### What the task asks
Below are some records; return each one exactly.

### Exercise data
━━━━━━━━━━━━━━━━━━━━

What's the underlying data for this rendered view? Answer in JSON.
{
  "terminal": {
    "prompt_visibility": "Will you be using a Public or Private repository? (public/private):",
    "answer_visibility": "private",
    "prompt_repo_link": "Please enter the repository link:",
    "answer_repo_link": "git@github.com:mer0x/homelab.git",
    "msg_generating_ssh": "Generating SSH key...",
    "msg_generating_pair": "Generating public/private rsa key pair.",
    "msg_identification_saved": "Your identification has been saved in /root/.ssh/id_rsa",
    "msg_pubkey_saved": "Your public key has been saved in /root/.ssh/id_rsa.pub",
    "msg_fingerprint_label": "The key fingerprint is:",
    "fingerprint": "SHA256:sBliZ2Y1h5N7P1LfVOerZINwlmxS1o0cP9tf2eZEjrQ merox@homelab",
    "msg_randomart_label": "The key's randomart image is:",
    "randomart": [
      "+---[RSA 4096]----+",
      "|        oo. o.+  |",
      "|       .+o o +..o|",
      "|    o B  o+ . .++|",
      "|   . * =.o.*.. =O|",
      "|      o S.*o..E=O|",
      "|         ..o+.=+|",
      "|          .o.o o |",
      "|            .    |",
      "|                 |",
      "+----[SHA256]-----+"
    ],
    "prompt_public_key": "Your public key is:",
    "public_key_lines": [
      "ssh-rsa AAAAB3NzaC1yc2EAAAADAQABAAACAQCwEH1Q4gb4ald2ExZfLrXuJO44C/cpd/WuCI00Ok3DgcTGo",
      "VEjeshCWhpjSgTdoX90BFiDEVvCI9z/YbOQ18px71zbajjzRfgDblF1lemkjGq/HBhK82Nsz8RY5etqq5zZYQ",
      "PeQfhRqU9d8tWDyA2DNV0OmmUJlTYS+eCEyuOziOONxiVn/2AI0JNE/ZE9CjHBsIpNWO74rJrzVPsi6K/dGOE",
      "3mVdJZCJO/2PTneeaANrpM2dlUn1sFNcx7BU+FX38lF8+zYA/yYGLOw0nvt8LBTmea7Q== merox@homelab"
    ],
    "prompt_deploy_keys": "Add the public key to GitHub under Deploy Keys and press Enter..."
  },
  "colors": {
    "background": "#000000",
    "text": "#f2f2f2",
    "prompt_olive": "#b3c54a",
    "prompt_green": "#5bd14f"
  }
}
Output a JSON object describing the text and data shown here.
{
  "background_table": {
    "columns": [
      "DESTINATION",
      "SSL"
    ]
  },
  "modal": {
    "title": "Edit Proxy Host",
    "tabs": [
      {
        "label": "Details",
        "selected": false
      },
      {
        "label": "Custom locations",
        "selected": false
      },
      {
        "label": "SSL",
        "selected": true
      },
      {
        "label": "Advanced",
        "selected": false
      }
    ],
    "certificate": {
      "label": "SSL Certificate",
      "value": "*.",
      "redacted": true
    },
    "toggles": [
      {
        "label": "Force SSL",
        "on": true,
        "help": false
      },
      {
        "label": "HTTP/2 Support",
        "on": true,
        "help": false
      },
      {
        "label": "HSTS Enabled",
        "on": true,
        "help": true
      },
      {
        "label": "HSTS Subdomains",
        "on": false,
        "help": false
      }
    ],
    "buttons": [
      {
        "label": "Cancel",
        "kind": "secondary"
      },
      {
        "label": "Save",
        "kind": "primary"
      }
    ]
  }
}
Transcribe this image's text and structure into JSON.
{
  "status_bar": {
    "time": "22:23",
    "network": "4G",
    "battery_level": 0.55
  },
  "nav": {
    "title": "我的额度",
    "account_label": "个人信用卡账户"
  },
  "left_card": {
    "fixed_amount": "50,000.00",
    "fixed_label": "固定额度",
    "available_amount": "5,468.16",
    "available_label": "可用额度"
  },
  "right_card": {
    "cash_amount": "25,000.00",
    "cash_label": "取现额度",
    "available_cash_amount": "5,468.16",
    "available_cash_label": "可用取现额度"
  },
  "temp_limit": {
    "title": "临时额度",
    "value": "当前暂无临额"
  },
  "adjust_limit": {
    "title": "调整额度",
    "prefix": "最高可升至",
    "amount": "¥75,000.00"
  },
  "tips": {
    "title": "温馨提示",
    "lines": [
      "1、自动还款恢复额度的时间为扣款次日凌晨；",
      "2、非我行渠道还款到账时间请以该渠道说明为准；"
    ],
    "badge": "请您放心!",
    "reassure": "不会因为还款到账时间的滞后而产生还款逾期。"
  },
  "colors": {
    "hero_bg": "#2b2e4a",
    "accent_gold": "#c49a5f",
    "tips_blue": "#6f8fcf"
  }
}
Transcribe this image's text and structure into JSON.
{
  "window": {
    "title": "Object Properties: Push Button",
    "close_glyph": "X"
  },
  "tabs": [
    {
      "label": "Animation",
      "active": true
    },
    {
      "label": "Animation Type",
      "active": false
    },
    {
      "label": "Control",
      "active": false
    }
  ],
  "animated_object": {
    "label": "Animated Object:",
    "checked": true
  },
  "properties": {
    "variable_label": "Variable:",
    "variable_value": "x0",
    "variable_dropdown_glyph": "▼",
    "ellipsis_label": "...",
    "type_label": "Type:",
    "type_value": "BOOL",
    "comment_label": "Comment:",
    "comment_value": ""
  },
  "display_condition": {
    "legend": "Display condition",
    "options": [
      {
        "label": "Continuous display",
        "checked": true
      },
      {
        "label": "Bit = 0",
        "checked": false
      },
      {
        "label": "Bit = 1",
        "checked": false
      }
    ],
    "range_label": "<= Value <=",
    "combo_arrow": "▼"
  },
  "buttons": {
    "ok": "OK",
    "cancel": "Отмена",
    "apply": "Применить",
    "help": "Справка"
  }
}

━━━━━━━━━━━━━━━━━━━━

### Result for this task
What's the underlying data for this rendered view? Answer in JSON.
{
  "terminal": {
    "prompt_visibility": "Will you be using a Public or Private repository? (public/private):",
    "answer_visibility": "private",
    "prompt_repo_link": "Please enter the repository link:",
    "answer_repo_link": "git@github.com:mer0x/homelab.git",
    "msg_generating_ssh": "Generating SSH key...",
    "msg_generating_pair": "Generating public/private rsa key pair.",
    "msg_identification_saved": "Your identification has been saved in /root/.ssh/id_rsa",
    "msg_pubkey_saved": "Your public key has been saved in /root/.ssh/id_rsa.pub",
    "msg_fingerprint_label": "The key fingerprint is:",
    "fingerprint": "SHA256:sBliZ2Y1h5N7P1LfVOerZINwlmxS1o0cP9tf2eZEjrQ merox@homelab",
    "msg_randomart_label": "The key's randomart image is:",
    "randomart": [
      "+---[RSA 4096]----+",
      "|        oo. o.+  |",
      "|       .+o o +..o|",
      "|    o B  o+ . .++|",
      "|   . * =.o.*.. =O|",
      "|      o S.*o..E=O|",
      "|         ..o+.=+|",
      "|          .o.o o |",
      "|            .    |",
      "|                 |",
      "+----[SHA256]-----+"
    ],
    "prompt_public_key": "Your public key is:",
    "public_key_lines": [
      "ssh-rsa AAAAB3NzaC1yc2EAAAADAQABAAACAQCwEH1Q4gb4ald2ExZfLrXuJO44C/cpd/WuCI00Ok3DgcTGo",
      "VEjeshCWhpjSgTdoX90BFiDEVvCI9z/YbOQ18px71zbajjzRfgDblF1lemkjGq/HBhK82Nsz8RY5etqq5zZYQ",
      "PeQfhRqU9d8tWDyA2DNV0OmmUJlTYS+eCEyuOziOONxiVn/2AI0JNE/ZE9CjHBsIpNWO74rJrzVPsi6K/dGOE",
      "3mVdJZCJO/2PTneeaANrpM2dlUn1sFNcx7BU+FX38lF8+zYA/yYGLOw0nvt8LBTmea7Q== merox@homelab"
    ],
    "prompt_deploy_keys": "Add the public key to GitHub under Deploy Keys and press Enter..."
  },
  "colors": {
    "background": "#000000",
    "text": "#f2f2f2",
    "prompt_olive": "#b3c54a",
    "prompt_green": "#5bd14f"
  }
}
Output a JSON object describing the text and data shown here.
{
  "background_table": {
    "columns": [
      "DESTINATION",
      "SSL"
    ]
  },
  "modal": {
    "title": "Edit Proxy Host",
    "tabs": [
      {
        "label": "Details",
        "selected": false
      },
      {
        "label": "Custom locations",
        "selected": false
      },
      {
        "label": "SSL",
        "selected": true
      },
      {
        "label": "Advanced",
        "selected": false
      }
    ],
    "certificate": {
      "label": "SSL Certificate",
      "value": "*.",
      "redacted": true
    },
    "toggles": [
      {
        "label": "Force SSL",
        "on": true,
        "help": false
      },
      {
        "label": "HTTP/2 Support",
        "on": true,
        "help": false
      },
      {
        "label": "HSTS Enabled",
        "on": true,
        "help": true
      },
      {
        "label": "HSTS Subdomains",
        "on": false,
        "help": false
      }
    ],
    "buttons": [
      {
        "label": "Cancel",
        "kind": "secondary"
      },
      {
        "label": "Save",
        "kind": "primary"
      }
    ]
  }
}
Transcribe this image's text and structure into JSON.
{
  "status_bar": {
    "time": "22:23",
    "network": "4G",
    "battery_level": 0.55
  },
  "nav": {
    "title": "我的额度",
    "account_label": "个人信用卡账户"
  },
  "left_card": {
    "fixed_amount": "50,000.00",
    "fixed_label": "固定额度",
    "available_amount": "5,468.16",
    "available_label": "可用额度"
  },
  "right_card": {
    "cash_amount": "25,000.00",
    "cash_label": "取现额度",
    "available_cash_amount": "5,468.16",
    "available_cash_label": "可用取现额度"
  },
  "temp_limit": {
    "title": "临时额度",
    "value": "当前暂无临额"
  },
  "adjust_limit": {
    "title": "调整额度",
    "prefix": "最高可升至",
    "amount": "¥75,000.00"
  },
  "tips": {
    "title": "温馨提示",
    "lines": [
      "1、自动还款恢复额度的时间为扣款次日凌晨；",
      "2、非我行渠道还款到账时间请以该渠道说明为准；"
    ],
    "badge": "请您放心!",
    "reassure": "不会因为还款到账时间的滞后而产生还款逾期。"
  },
  "colors": {
    "hero_bg": "#2b2e4a",
    "accent_gold": "#c49a5f",
    "tips_blue": "#6f8fcf"
  }
}
Transcribe this image's text and structure into JSON.
{
  "window": {
    "title": "Object Properties: Push Button",
    "close_glyph": "X"
  },
  "tabs": [
    {
      "label": "Animation",
      "active": true
    },
    {
      "label": "Animation Type",
      "active": false
    },
    {
      "label": "Control",
      "active": false
    }
  ],
  "animated_object": {
    "label": "Animated Object:",
    "checked": true
  },
  "properties": {
    "variable_label": "Variable:",
    "variable_value": "x0",
    "variable_dropdown_glyph": "▼",
    "ellipsis_label": "...",
    "type_label": "Type:",
    "type_value": "BOOL",
    "comment_label": "Comment:",
    "comment_value": ""
  },
  "display_condition": {
    "legend": "Display condition",
    "options": [
      {
        "label": "Continuous display",
        "checked": true
      },
      {
        "label": "Bit = 0",
        "checked": false
      },
      {
        "label": "Bit = 1",
        "checked": false
      }
    ],
    "range_label": "<= Value <=",
    "combo_arrow": "▼"
  },
  "buttons": {
    "ok": "OK",
    "cancel": "Отмена",
    "apply": "Применить",
    "help": "Справка"
  }
}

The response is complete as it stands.